(Stored entries)
———
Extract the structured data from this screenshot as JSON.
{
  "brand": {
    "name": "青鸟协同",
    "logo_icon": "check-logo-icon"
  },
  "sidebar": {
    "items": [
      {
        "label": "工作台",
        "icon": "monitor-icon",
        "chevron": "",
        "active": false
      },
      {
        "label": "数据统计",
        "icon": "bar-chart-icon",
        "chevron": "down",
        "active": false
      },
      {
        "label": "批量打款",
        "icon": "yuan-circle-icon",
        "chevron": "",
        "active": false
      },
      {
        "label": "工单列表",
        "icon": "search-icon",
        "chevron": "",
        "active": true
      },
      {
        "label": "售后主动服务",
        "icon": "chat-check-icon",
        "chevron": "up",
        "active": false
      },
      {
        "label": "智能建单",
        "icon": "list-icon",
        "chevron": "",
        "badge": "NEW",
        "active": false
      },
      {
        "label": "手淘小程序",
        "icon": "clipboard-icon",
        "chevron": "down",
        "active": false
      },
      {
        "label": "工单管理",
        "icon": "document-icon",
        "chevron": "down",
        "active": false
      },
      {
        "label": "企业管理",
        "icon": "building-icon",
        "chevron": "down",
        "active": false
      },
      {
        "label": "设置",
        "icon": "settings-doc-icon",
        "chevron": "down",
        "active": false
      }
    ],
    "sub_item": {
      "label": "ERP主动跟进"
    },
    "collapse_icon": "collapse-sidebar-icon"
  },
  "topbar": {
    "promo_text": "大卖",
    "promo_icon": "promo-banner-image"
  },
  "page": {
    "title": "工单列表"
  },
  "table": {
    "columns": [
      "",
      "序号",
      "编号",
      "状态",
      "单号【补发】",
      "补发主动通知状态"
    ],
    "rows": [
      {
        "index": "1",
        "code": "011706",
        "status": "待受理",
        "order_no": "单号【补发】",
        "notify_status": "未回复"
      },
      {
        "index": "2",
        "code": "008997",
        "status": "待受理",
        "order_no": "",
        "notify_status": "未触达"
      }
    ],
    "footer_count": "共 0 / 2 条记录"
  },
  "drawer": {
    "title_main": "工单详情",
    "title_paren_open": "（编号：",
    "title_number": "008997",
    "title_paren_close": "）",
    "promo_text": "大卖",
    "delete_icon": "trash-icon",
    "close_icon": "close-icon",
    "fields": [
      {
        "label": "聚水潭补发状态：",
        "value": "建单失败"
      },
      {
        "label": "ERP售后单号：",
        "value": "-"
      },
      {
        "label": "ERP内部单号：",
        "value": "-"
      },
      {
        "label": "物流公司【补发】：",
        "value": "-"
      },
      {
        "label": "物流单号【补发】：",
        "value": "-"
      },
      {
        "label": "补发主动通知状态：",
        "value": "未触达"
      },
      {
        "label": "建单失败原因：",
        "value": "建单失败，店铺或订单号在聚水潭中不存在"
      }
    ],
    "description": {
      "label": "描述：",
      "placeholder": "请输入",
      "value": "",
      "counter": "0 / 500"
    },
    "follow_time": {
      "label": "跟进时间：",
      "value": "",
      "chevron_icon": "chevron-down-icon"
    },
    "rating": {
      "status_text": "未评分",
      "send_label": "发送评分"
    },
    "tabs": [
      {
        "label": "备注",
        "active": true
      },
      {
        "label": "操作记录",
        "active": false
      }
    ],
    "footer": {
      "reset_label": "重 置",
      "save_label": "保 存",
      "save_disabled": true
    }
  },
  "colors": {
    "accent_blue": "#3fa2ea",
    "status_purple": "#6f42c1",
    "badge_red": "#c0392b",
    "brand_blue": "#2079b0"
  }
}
———
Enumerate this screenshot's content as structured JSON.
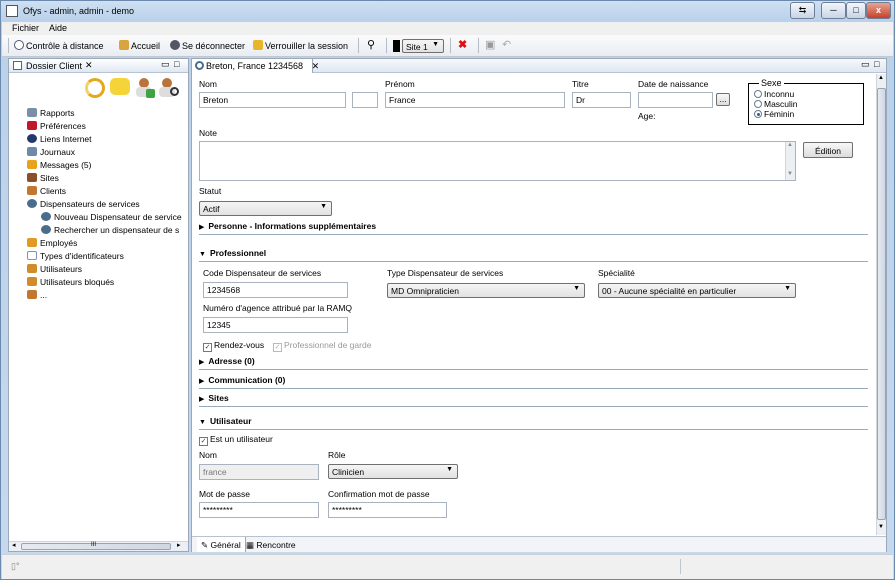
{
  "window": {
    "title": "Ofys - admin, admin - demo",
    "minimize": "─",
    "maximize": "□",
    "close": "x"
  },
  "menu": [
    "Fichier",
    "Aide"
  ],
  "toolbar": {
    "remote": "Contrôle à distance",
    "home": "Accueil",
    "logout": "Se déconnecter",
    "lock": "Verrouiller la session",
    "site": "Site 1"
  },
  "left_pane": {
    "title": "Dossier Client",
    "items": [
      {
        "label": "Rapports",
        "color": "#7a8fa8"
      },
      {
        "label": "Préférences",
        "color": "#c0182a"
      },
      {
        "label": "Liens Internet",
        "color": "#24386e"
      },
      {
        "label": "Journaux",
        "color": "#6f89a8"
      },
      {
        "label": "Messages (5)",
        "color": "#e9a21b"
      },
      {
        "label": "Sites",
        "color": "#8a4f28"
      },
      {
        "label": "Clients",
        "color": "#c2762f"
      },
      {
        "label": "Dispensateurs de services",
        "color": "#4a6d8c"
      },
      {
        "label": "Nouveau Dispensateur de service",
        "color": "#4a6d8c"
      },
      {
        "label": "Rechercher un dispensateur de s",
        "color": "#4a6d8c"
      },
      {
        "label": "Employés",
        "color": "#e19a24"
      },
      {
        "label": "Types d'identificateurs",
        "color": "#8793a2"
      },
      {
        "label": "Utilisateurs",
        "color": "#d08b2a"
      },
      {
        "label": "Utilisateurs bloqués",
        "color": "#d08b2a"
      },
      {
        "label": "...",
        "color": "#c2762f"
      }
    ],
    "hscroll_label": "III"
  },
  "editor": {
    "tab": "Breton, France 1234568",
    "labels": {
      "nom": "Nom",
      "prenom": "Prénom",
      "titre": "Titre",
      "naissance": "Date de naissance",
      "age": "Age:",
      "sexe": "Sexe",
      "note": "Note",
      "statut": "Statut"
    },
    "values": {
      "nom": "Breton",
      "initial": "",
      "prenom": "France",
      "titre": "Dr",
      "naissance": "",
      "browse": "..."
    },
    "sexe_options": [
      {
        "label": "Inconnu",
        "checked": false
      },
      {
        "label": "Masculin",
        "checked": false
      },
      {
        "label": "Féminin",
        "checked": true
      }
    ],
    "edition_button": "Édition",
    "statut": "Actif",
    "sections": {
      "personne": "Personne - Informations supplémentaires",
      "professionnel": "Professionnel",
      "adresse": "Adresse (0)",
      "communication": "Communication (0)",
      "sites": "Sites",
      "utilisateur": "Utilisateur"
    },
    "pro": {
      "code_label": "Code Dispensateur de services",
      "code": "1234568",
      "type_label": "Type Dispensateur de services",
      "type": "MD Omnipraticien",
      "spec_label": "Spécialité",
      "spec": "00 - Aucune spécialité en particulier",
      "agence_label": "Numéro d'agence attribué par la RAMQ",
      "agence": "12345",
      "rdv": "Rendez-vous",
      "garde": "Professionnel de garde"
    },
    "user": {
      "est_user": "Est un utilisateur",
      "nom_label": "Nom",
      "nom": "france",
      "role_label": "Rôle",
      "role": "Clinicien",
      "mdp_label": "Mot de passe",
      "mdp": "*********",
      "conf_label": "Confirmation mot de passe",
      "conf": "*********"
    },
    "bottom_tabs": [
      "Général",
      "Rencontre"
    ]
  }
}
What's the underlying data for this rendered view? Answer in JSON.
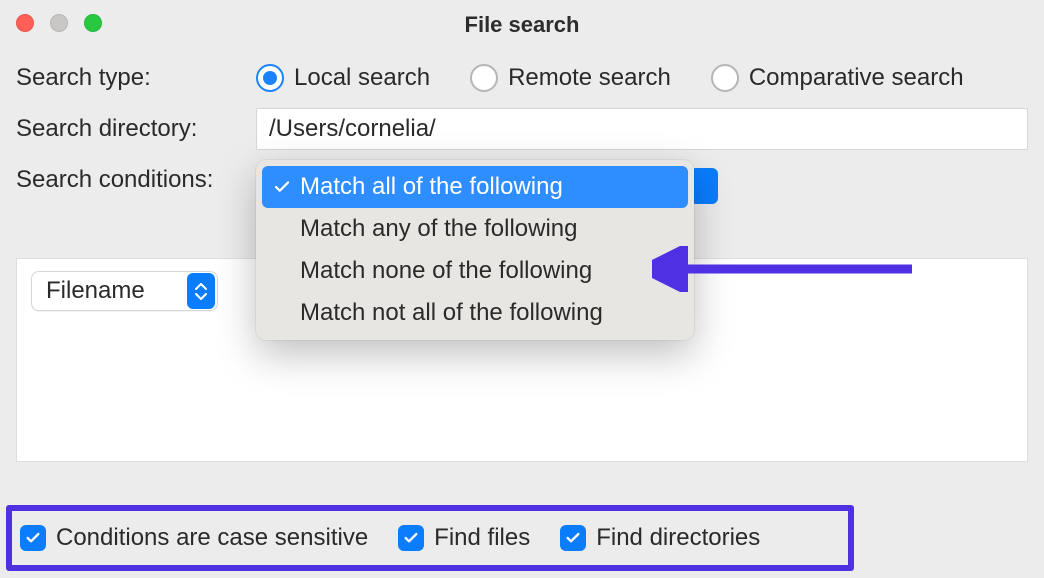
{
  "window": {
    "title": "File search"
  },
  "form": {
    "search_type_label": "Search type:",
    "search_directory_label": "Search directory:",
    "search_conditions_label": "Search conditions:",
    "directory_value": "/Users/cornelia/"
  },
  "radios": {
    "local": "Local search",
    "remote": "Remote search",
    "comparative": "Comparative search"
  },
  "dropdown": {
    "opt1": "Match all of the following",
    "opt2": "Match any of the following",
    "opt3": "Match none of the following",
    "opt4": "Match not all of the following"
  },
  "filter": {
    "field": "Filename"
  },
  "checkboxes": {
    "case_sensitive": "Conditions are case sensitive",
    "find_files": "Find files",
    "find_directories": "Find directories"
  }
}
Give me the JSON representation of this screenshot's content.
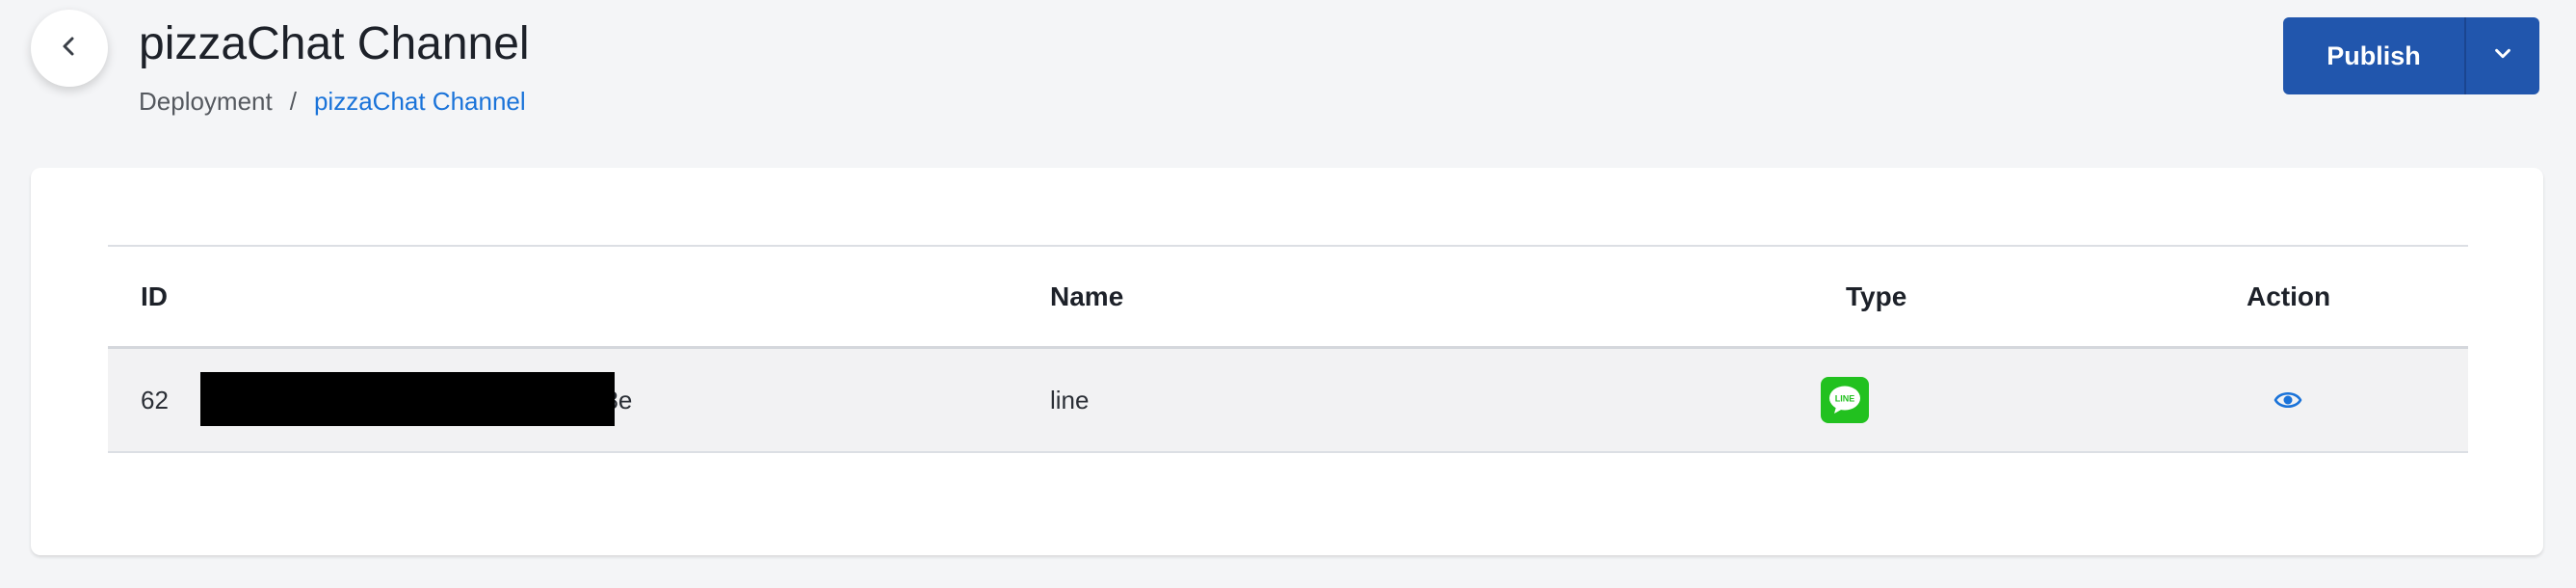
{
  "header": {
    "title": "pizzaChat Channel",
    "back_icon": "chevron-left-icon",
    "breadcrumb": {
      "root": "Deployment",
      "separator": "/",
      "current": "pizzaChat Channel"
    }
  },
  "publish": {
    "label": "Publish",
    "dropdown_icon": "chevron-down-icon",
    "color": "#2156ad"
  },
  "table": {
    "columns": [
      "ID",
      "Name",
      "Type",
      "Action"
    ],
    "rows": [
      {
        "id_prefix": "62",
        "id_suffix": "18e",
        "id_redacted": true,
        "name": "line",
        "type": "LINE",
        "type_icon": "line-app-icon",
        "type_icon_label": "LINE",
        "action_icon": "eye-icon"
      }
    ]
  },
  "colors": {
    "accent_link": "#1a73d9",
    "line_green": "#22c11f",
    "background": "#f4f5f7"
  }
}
———
# [Goal]
Count up the lines in the listing that hold the word "services", and give that number only.

# [Output of the exercise]
3